------ Record excerpts

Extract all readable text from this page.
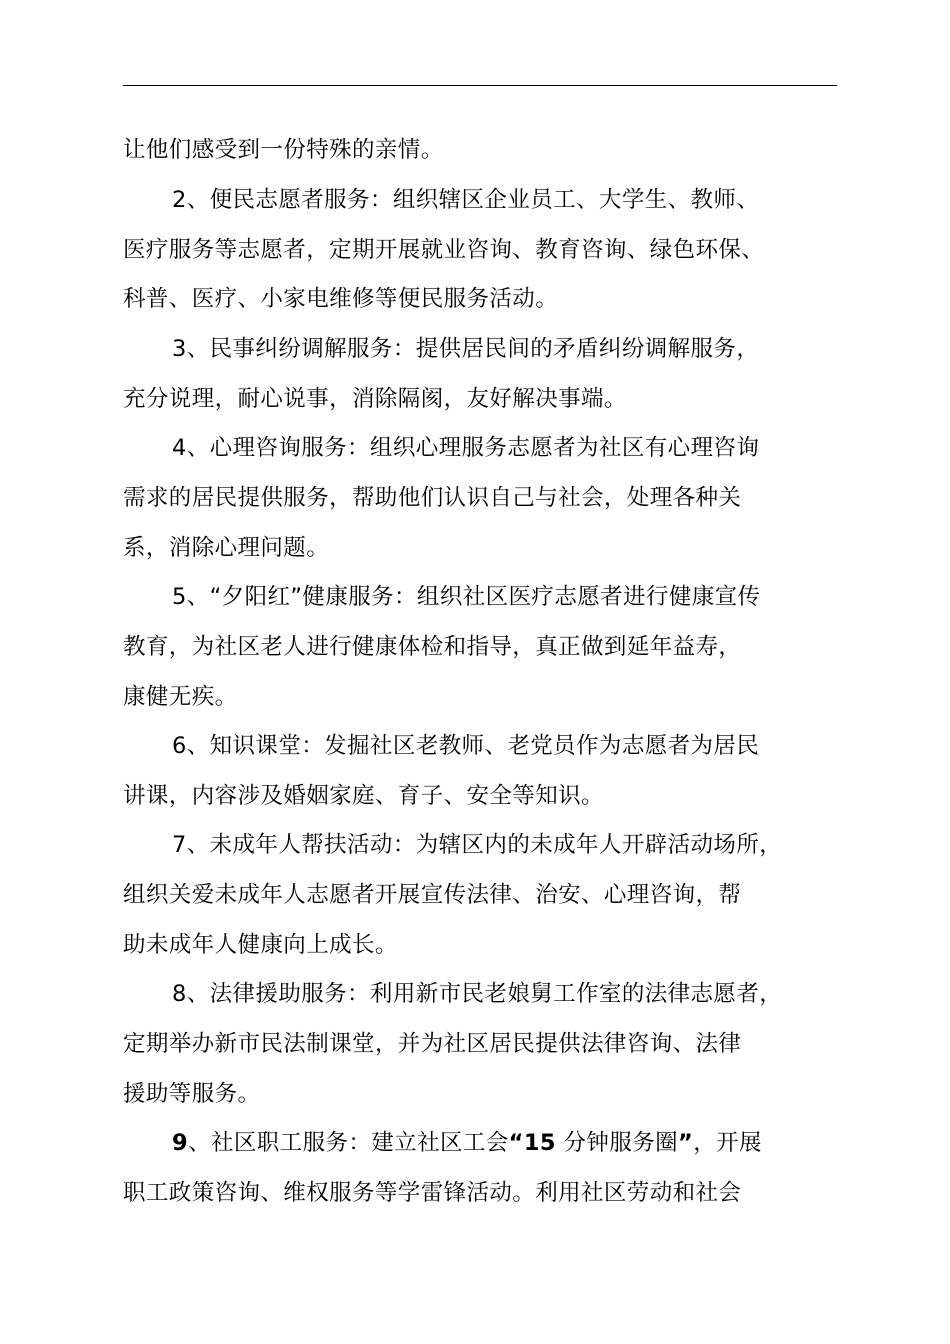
让他们感受到一份特殊的亲情。
2、便民志愿者服务：组织辖区企业员工、大学生、教师、
医疗服务等志愿者，定期开展就业咨询、教育咨询、绿色环保、
科普、医疗、小家电维修等便民服务活动。
3、民事纠纷调解服务：提供居民间的矛盾纠纷调解服务，
充分说理，耐心说事，消除隔阂，友好解决事端。
4、心理咨询服务：组织心理服务志愿者为社区有心理咨询
需求的居民提供服务，帮助他们认识自己与社会，处理各种关
系，消除心理问题。
5、“夕阳红”健康服务：组织社区医疗志愿者进行健康宣传
教育，为社区老人进行健康体检和指导，真正做到延年益寿，
康健无疾。
6、知识课堂：发掘社区老教师、老党员作为志愿者为居民
讲课，内容涉及婚姻家庭、育子、安全等知识。
7、未成年人帮扶活动：为辖区内的未成年人开辟活动场所，
组织关爱未成年人志愿者开展宣传法律、治安、心理咨询，帮
助未成年人健康向上成长。
8、法律援助服务：利用新市民老娘舅工作室的法律志愿者，
定期举办新市民法制课堂，并为社区居民提供法律咨询、法律
援助等服务。
9、社区职工服务：建立社区工会“15 分钟服务圈”，开展
职工政策咨询、维权服务等学雷锋活动。利用社区劳动和社会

------------

* Directive *
Reproduce each record above by retyping it exactly; omit all images.

* The solution *
Extract all readable text from this page.
让他们感受到一份特殊的亲情。
2、便民志愿者服务：组织辖区企业员工、大学生、教师、
医疗服务等志愿者，定期开展就业咨询、教育咨询、绿色环保、
科普、医疗、小家电维修等便民服务活动。
3、民事纠纷调解服务：提供居民间的矛盾纠纷调解服务，
充分说理，耐心说事，消除隔阂，友好解决事端。
4、心理咨询服务：组织心理服务志愿者为社区有心理咨询
需求的居民提供服务，帮助他们认识自己与社会，处理各种关
系，消除心理问题。
5、“夕阳红”健康服务：组织社区医疗志愿者进行健康宣传
教育，为社区老人进行健康体检和指导，真正做到延年益寿，
康健无疾。
6、知识课堂：发掘社区老教师、老党员作为志愿者为居民
讲课，内容涉及婚姻家庭、育子、安全等知识。
7、未成年人帮扶活动：为辖区内的未成年人开辟活动场所，
组织关爱未成年人志愿者开展宣传法律、治安、心理咨询，帮
助未成年人健康向上成长。
8、法律援助服务：利用新市民老娘舅工作室的法律志愿者，
定期举办新市民法制课堂，并为社区居民提供法律咨询、法律
援助等服务。
9、社区职工服务：建立社区工会“15 分钟服务圈”，开展
职工政策咨询、维权服务等学雷锋活动。利用社区劳动和社会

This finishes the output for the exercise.